→ **Raw records**
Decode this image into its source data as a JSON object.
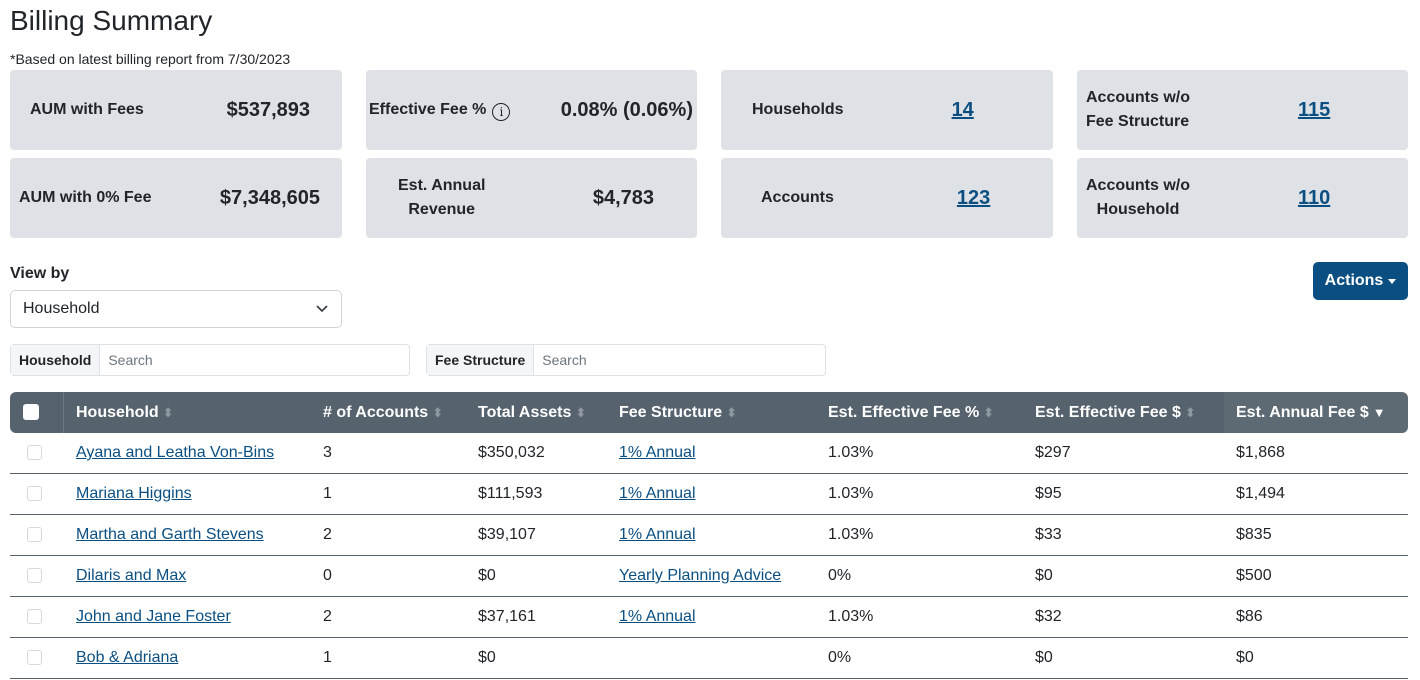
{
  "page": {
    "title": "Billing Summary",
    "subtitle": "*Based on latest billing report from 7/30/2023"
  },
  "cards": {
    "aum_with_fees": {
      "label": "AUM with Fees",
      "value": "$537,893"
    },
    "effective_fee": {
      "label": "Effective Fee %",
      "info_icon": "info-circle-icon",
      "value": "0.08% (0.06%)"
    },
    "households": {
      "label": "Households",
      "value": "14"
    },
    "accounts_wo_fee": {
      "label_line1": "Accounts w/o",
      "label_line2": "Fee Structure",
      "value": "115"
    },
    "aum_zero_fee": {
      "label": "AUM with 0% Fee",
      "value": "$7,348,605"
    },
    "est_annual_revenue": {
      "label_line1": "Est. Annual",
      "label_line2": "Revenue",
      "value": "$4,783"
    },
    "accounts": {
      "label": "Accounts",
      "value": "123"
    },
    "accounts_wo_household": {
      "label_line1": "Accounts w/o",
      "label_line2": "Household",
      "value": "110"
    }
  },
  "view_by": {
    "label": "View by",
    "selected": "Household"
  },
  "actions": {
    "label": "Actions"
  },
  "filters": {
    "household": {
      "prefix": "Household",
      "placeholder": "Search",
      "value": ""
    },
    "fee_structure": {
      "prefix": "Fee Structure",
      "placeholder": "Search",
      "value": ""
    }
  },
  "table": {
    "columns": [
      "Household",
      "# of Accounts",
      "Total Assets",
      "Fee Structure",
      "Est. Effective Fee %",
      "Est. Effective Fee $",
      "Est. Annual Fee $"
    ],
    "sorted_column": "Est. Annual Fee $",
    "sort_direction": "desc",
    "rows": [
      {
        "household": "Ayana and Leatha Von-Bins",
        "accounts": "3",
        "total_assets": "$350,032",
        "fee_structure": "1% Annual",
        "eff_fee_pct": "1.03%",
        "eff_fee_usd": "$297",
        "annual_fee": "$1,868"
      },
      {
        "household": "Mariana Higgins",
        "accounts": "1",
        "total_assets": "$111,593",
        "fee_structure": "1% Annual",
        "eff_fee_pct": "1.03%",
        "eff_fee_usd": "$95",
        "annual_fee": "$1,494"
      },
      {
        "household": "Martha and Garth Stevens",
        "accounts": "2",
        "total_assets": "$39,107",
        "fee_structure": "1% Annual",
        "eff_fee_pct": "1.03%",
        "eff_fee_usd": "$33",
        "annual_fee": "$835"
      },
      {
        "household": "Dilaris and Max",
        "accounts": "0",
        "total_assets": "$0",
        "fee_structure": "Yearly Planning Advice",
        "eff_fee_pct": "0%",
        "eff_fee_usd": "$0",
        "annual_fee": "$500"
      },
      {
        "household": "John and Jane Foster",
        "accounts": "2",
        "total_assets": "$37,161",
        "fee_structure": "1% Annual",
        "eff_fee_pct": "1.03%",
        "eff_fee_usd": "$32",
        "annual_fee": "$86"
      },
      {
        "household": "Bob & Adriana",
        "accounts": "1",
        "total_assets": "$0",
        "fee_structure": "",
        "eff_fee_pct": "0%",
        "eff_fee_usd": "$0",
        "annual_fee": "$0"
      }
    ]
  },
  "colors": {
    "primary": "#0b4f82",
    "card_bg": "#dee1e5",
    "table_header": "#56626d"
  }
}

→ **Exercise details**
Reproduce the records above exactly, leaving out every picture they contain.

→ **Solution below**
Decode this image into its source data as a JSON object.
{
  "page": {
    "title": "Billing Summary",
    "subtitle": "*Based on latest billing report from 7/30/2023"
  },
  "cards": {
    "aum_with_fees": {
      "label": "AUM with Fees",
      "value": "$537,893"
    },
    "effective_fee": {
      "label": "Effective Fee %",
      "info_icon": "info-circle-icon",
      "value": "0.08% (0.06%)"
    },
    "households": {
      "label": "Households",
      "value": "14"
    },
    "accounts_wo_fee": {
      "label_line1": "Accounts w/o",
      "label_line2": "Fee Structure",
      "value": "115"
    },
    "aum_zero_fee": {
      "label": "AUM with 0% Fee",
      "value": "$7,348,605"
    },
    "est_annual_revenue": {
      "label_line1": "Est. Annual",
      "label_line2": "Revenue",
      "value": "$4,783"
    },
    "accounts": {
      "label": "Accounts",
      "value": "123"
    },
    "accounts_wo_household": {
      "label_line1": "Accounts w/o",
      "label_line2": "Household",
      "value": "110"
    }
  },
  "view_by": {
    "label": "View by",
    "selected": "Household"
  },
  "actions": {
    "label": "Actions"
  },
  "filters": {
    "household": {
      "prefix": "Household",
      "placeholder": "Search",
      "value": ""
    },
    "fee_structure": {
      "prefix": "Fee Structure",
      "placeholder": "Search",
      "value": ""
    }
  },
  "table": {
    "columns": [
      "Household",
      "# of Accounts",
      "Total Assets",
      "Fee Structure",
      "Est. Effective Fee %",
      "Est. Effective Fee $",
      "Est. Annual Fee $"
    ],
    "sorted_column": "Est. Annual Fee $",
    "sort_direction": "desc",
    "rows": [
      {
        "household": "Ayana and Leatha Von-Bins",
        "accounts": "3",
        "total_assets": "$350,032",
        "fee_structure": "1% Annual",
        "eff_fee_pct": "1.03%",
        "eff_fee_usd": "$297",
        "annual_fee": "$1,868"
      },
      {
        "household": "Mariana Higgins",
        "accounts": "1",
        "total_assets": "$111,593",
        "fee_structure": "1% Annual",
        "eff_fee_pct": "1.03%",
        "eff_fee_usd": "$95",
        "annual_fee": "$1,494"
      },
      {
        "household": "Martha and Garth Stevens",
        "accounts": "2",
        "total_assets": "$39,107",
        "fee_structure": "1% Annual",
        "eff_fee_pct": "1.03%",
        "eff_fee_usd": "$33",
        "annual_fee": "$835"
      },
      {
        "household": "Dilaris and Max",
        "accounts": "0",
        "total_assets": "$0",
        "fee_structure": "Yearly Planning Advice",
        "eff_fee_pct": "0%",
        "eff_fee_usd": "$0",
        "annual_fee": "$500"
      },
      {
        "household": "John and Jane Foster",
        "accounts": "2",
        "total_assets": "$37,161",
        "fee_structure": "1% Annual",
        "eff_fee_pct": "1.03%",
        "eff_fee_usd": "$32",
        "annual_fee": "$86"
      },
      {
        "household": "Bob & Adriana",
        "accounts": "1",
        "total_assets": "$0",
        "fee_structure": "",
        "eff_fee_pct": "0%",
        "eff_fee_usd": "$0",
        "annual_fee": "$0"
      }
    ]
  },
  "colors": {
    "primary": "#0b4f82",
    "card_bg": "#dee1e5",
    "table_header": "#56626d"
  }
}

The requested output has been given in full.